** Start MATERIAL TO PROCESS **
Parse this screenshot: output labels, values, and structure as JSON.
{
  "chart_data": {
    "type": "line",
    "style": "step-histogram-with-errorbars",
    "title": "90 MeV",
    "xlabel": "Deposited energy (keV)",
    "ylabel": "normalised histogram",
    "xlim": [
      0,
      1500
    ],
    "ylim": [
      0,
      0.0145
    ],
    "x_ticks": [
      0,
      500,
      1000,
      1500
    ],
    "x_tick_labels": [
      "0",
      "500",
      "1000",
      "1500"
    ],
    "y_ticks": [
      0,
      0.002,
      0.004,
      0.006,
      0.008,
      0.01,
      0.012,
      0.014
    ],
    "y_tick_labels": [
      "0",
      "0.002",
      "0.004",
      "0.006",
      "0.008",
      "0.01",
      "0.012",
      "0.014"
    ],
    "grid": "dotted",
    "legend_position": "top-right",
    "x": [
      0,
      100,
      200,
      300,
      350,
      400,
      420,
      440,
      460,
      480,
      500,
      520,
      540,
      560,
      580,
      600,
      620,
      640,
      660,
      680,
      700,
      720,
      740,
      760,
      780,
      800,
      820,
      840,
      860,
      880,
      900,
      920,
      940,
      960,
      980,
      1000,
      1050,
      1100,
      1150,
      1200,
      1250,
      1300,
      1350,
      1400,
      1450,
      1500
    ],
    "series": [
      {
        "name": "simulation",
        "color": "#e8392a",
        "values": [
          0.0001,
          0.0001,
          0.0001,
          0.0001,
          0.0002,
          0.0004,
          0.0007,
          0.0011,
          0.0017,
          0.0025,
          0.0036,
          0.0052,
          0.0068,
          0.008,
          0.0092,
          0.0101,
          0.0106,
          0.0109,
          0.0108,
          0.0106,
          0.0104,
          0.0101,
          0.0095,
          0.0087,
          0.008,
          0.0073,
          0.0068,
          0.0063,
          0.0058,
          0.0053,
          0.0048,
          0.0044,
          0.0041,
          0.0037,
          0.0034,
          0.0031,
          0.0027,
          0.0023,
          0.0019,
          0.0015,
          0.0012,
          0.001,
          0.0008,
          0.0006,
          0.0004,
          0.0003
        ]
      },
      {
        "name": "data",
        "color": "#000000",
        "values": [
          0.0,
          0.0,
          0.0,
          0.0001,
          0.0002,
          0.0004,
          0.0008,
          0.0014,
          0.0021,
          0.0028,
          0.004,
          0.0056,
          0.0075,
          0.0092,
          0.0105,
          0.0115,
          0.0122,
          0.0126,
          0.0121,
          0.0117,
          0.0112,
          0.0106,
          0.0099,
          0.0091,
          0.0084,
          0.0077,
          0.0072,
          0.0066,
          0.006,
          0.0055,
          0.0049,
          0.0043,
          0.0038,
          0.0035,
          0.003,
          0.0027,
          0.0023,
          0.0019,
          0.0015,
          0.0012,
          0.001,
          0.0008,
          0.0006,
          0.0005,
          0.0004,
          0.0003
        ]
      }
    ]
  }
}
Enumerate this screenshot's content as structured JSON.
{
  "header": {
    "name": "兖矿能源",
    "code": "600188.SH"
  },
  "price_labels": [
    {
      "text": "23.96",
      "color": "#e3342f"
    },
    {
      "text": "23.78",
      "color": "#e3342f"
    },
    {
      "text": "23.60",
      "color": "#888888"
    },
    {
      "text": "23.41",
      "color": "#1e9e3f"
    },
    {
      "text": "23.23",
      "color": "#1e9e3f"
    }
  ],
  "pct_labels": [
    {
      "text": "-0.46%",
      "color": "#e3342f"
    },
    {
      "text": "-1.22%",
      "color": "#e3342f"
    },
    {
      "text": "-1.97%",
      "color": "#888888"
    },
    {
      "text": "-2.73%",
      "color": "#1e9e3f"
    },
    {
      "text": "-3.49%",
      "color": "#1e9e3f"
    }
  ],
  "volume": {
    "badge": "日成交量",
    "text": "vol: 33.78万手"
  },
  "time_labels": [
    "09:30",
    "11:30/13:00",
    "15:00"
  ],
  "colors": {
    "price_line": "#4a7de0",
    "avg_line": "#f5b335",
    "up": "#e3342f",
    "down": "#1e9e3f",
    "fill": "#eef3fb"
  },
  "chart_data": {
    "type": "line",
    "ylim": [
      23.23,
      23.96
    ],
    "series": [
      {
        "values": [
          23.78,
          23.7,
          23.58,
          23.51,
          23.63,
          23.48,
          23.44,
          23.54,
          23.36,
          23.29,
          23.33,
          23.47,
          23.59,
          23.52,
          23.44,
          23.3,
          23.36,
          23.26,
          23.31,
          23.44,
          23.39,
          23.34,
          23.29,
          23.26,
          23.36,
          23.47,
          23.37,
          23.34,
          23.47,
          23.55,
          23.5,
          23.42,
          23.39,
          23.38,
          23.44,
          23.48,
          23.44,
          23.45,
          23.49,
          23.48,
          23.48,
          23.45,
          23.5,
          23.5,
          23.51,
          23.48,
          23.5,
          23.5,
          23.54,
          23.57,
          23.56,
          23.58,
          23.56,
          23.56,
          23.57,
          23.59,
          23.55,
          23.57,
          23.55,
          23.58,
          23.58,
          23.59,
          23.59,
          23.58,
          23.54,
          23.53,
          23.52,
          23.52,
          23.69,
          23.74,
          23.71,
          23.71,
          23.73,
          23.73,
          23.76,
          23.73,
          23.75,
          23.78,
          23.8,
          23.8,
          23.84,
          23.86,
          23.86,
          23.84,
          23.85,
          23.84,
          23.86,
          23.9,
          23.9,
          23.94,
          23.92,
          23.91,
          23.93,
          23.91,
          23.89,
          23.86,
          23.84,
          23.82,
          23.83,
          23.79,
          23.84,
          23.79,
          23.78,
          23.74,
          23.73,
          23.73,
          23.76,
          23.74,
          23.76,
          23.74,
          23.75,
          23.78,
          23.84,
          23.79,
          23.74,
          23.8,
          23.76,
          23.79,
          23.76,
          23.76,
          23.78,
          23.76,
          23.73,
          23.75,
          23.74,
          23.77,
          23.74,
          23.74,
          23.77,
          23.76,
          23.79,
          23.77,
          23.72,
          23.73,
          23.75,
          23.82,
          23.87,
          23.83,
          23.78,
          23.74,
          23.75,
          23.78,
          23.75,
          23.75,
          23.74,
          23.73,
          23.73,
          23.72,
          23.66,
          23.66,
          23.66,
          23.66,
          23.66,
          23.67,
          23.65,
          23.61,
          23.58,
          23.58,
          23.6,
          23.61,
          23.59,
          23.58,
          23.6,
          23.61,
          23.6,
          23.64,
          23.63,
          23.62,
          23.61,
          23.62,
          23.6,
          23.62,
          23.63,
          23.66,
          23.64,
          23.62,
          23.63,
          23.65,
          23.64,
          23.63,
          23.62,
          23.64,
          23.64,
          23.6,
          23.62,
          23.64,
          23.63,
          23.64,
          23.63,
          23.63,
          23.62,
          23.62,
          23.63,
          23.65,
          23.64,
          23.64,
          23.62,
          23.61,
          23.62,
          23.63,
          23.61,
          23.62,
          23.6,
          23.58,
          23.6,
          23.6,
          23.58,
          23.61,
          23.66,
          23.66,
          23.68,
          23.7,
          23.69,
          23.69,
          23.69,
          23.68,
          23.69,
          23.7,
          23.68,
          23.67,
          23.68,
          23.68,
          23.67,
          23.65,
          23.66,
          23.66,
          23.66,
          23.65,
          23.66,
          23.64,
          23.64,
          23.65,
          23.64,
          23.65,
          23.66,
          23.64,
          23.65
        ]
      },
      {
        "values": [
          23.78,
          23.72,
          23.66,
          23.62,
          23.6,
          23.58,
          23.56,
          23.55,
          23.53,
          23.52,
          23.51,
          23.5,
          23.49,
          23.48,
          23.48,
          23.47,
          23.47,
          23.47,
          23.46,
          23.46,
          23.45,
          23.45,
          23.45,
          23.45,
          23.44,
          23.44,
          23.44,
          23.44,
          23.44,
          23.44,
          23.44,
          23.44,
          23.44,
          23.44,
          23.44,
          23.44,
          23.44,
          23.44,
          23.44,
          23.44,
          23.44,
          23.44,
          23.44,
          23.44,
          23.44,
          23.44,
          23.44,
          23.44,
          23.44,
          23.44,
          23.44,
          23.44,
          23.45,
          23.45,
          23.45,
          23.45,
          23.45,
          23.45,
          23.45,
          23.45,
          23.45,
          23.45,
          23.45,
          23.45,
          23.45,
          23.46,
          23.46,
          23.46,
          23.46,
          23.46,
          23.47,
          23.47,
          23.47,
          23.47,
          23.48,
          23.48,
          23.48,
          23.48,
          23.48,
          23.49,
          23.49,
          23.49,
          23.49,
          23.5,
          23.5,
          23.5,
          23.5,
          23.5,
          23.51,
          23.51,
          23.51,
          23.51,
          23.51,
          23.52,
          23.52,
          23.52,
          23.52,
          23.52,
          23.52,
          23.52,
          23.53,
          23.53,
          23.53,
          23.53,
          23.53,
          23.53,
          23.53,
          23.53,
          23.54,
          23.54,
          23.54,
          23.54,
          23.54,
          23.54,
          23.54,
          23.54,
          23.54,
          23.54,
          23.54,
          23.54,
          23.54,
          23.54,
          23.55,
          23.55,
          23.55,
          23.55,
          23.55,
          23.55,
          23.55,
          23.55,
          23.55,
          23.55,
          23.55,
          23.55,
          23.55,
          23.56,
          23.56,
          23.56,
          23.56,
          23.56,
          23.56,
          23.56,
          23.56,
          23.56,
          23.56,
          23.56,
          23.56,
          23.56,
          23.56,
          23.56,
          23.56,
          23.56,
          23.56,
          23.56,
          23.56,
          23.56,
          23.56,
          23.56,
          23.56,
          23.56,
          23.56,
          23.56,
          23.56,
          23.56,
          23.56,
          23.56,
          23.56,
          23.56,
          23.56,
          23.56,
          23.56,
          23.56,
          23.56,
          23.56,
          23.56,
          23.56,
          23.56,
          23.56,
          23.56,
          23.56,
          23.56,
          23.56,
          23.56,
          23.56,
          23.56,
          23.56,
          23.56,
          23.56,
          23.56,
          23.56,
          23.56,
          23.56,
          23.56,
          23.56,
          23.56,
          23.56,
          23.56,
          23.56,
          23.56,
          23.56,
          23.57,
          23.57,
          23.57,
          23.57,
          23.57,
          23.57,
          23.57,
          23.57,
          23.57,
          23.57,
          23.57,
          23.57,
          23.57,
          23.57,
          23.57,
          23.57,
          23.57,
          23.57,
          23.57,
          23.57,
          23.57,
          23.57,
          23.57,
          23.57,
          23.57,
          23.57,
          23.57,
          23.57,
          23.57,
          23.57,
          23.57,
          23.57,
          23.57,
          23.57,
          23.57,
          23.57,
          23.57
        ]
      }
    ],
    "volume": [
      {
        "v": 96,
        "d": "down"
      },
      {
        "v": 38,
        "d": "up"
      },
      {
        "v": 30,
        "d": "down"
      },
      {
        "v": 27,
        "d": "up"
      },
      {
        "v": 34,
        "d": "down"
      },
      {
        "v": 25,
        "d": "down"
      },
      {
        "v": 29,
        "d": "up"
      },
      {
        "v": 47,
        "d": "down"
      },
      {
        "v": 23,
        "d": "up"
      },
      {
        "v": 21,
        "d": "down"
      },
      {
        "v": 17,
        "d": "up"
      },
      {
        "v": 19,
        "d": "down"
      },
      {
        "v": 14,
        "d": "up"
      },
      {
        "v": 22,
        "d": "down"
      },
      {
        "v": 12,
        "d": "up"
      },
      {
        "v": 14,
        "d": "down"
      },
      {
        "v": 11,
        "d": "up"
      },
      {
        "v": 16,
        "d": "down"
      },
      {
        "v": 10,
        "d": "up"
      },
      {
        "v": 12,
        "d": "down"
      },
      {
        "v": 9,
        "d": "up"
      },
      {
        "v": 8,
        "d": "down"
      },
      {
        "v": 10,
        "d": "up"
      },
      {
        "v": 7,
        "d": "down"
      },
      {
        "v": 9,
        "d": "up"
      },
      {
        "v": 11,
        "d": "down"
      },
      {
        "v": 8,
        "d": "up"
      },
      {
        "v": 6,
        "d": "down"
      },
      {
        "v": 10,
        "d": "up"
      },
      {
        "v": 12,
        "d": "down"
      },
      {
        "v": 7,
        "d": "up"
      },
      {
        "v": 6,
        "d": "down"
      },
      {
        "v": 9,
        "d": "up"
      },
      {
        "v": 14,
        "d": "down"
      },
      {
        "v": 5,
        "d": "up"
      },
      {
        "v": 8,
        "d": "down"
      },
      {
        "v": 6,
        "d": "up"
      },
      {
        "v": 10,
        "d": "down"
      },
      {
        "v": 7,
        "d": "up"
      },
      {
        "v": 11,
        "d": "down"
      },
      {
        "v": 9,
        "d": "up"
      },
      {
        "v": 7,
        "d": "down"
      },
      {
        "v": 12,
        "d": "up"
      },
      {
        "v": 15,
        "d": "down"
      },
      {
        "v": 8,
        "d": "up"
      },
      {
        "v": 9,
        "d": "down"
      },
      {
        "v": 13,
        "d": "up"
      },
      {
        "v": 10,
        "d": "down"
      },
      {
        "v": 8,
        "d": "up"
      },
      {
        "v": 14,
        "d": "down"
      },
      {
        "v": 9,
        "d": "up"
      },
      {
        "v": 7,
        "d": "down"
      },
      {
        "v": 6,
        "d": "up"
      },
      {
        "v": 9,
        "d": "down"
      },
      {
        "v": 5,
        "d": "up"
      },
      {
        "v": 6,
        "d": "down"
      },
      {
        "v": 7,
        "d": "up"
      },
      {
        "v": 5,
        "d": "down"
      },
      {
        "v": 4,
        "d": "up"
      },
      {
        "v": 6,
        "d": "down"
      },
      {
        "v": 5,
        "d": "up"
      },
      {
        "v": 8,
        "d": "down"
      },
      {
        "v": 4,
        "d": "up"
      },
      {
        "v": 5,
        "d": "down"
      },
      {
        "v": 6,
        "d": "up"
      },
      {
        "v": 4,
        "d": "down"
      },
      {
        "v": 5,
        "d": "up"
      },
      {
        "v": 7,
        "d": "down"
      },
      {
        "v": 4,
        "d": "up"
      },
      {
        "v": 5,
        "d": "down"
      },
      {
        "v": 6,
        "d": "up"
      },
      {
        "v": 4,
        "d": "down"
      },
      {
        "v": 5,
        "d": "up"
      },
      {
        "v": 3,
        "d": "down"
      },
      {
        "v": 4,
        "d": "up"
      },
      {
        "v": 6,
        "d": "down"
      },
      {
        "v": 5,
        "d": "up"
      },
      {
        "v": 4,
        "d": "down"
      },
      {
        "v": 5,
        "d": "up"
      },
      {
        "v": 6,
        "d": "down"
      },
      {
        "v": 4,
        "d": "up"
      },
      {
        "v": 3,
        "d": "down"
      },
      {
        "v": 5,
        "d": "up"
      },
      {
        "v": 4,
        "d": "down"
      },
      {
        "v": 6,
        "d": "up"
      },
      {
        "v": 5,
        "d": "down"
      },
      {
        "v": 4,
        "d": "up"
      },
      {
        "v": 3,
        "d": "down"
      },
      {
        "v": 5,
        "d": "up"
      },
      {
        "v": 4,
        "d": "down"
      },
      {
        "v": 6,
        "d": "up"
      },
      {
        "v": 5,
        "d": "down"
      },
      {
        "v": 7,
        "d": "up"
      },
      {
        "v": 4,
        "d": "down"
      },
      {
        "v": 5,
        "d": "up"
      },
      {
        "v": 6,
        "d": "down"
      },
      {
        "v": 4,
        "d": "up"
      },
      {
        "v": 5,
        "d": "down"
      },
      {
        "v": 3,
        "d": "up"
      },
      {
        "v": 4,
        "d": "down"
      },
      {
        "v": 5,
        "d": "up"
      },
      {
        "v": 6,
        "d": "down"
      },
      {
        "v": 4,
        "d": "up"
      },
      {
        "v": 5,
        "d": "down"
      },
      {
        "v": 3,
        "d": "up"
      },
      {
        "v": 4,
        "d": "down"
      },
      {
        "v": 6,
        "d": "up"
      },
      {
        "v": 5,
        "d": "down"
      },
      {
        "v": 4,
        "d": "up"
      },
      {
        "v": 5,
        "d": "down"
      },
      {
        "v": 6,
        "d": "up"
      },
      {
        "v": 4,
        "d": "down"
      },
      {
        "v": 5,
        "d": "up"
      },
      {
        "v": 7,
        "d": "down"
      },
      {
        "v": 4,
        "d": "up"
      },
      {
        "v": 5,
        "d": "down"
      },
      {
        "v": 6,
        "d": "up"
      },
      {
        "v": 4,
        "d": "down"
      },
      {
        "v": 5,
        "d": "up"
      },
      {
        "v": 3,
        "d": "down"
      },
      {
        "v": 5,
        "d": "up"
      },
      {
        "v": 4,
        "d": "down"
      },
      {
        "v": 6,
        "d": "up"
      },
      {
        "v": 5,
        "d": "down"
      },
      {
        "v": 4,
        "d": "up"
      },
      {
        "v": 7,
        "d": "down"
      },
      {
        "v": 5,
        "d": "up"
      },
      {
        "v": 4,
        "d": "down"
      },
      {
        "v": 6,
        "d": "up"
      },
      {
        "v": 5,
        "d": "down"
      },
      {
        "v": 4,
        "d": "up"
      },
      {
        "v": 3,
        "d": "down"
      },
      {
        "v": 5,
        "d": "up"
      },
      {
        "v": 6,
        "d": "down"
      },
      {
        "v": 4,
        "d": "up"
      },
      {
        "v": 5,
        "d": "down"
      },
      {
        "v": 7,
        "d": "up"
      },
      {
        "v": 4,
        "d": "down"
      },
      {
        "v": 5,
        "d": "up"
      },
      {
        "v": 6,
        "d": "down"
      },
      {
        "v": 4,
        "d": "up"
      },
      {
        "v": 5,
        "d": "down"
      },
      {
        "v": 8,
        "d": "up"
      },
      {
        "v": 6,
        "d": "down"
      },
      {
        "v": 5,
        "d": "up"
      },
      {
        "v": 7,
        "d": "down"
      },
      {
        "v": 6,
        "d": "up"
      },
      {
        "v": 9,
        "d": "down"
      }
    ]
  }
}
** End MATERIAL TO PROCESS **
DIRECTIONS >>
Reproduce every line from the entries that holds the word "screenshot".

FINISHED TASK >>
Parse this screenshot: output labels, values, and structure as JSON.
Enumerate this screenshot's content as structured JSON.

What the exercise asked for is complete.